— What is asked —
Copy every record below, exactly as written.

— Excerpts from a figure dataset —

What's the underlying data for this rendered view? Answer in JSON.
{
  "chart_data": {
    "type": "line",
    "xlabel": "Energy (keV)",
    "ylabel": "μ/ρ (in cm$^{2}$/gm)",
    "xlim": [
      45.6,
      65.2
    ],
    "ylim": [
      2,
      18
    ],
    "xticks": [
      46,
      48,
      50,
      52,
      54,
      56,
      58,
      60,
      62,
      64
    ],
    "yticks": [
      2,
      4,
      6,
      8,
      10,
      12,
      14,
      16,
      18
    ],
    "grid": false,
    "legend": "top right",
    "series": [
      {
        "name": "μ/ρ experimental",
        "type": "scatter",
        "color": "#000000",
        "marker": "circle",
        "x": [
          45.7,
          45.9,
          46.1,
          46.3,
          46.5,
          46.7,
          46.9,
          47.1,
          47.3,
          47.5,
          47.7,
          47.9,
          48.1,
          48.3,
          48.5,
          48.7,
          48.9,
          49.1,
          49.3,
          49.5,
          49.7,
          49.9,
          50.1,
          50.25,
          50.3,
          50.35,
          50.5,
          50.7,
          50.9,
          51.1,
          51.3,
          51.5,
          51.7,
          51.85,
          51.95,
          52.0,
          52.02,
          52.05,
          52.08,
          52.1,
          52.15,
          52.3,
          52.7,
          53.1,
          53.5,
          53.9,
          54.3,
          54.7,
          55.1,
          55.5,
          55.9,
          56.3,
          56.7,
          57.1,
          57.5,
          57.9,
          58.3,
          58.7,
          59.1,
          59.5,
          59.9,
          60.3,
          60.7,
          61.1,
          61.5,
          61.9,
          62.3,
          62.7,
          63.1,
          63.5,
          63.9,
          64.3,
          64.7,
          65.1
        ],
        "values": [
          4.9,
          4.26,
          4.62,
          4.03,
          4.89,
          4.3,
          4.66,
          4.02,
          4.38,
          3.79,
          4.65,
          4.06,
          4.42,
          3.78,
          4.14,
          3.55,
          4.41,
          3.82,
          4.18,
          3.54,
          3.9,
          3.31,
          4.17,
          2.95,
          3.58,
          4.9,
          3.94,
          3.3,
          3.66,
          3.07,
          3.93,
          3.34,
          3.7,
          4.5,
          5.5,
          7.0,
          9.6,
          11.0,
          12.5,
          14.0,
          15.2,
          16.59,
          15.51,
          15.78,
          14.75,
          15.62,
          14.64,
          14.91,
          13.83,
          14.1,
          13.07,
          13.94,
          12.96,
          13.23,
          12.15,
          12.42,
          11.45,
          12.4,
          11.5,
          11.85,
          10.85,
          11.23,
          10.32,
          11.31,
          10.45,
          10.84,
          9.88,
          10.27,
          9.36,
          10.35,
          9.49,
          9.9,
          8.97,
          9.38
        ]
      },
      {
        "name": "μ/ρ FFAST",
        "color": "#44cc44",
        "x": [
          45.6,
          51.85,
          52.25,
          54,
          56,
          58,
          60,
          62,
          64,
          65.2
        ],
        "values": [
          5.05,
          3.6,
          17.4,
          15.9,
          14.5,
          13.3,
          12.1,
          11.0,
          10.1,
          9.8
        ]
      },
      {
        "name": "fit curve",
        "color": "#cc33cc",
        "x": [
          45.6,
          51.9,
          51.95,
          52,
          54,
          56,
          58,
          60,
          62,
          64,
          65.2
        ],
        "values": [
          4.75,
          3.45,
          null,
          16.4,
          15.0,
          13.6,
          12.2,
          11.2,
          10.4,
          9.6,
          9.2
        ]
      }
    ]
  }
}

— Correct output —
What's the underlying data for this rendered view? Answer in JSON.
{
  "chart_data": {
    "type": "line",
    "xlabel": "Energy (keV)",
    "ylabel": "μ/ρ (in cm$^{2}$/gm)",
    "xlim": [
      45.6,
      65.2
    ],
    "ylim": [
      2,
      18
    ],
    "xticks": [
      46,
      48,
      50,
      52,
      54,
      56,
      58,
      60,
      62,
      64
    ],
    "yticks": [
      2,
      4,
      6,
      8,
      10,
      12,
      14,
      16,
      18
    ],
    "grid": false,
    "legend": "top right",
    "series": [
      {
        "name": "μ/ρ experimental",
        "type": "scatter",
        "color": "#000000",
        "marker": "circle",
        "x": [
          45.7,
          45.9,
          46.1,
          46.3,
          46.5,
          46.7,
          46.9,
          47.1,
          47.3,
          47.5,
          47.7,
          47.9,
          48.1,
          48.3,
          48.5,
          48.7,
          48.9,
          49.1,
          49.3,
          49.5,
          49.7,
          49.9,
          50.1,
          50.25,
          50.3,
          50.35,
          50.5,
          50.7,
          50.9,
          51.1,
          51.3,
          51.5,
          51.7,
          51.85,
          51.95,
          52.0,
          52.02,
          52.05,
          52.08,
          52.1,
          52.15,
          52.3,
          52.7,
          53.1,
          53.5,
          53.9,
          54.3,
          54.7,
          55.1,
          55.5,
          55.9,
          56.3,
          56.7,
          57.1,
          57.5,
          57.9,
          58.3,
          58.7,
          59.1,
          59.5,
          59.9,
          60.3,
          60.7,
          61.1,
          61.5,
          61.9,
          62.3,
          62.7,
          63.1,
          63.5,
          63.9,
          64.3,
          64.7,
          65.1
        ],
        "values": [
          4.9,
          4.26,
          4.62,
          4.03,
          4.89,
          4.3,
          4.66,
          4.02,
          4.38,
          3.79,
          4.65,
          4.06,
          4.42,
          3.78,
          4.14,
          3.55,
          4.41,
          3.82,
          4.18,
          3.54,
          3.9,
          3.31,
          4.17,
          2.95,
          3.58,
          4.9,
          3.94,
          3.3,
          3.66,
          3.07,
          3.93,
          3.34,
          3.7,
          4.5,
          5.5,
          7.0,
          9.6,
          11.0,
          12.5,
          14.0,
          15.2,
          16.59,
          15.51,
          15.78,
          14.75,
          15.62,
          14.64,
          14.91,
          13.83,
          14.1,
          13.07,
          13.94,
          12.96,
          13.23,
          12.15,
          12.42,
          11.45,
          12.4,
          11.5,
          11.85,
          10.85,
          11.23,
          10.32,
          11.31,
          10.45,
          10.84,
          9.88,
          10.27,
          9.36,
          10.35,
          9.49,
          9.9,
          8.97,
          9.38
        ]
      },
      {
        "name": "μ/ρ FFAST",
        "color": "#44cc44",
        "x": [
          45.6,
          51.85,
          52.25,
          54,
          56,
          58,
          60,
          62,
          64,
          65.2
        ],
        "values": [
          5.05,
          3.6,
          17.4,
          15.9,
          14.5,
          13.3,
          12.1,
          11.0,
          10.1,
          9.8
        ]
      },
      {
        "name": "fit curve",
        "color": "#cc33cc",
        "x": [
          45.6,
          51.9,
          51.95,
          52,
          54,
          56,
          58,
          60,
          62,
          64,
          65.2
        ],
        "values": [
          4.75,
          3.45,
          null,
          16.4,
          15.0,
          13.6,
          12.2,
          11.2,
          10.4,
          9.6,
          9.2
        ]
      }
    ]
  }
}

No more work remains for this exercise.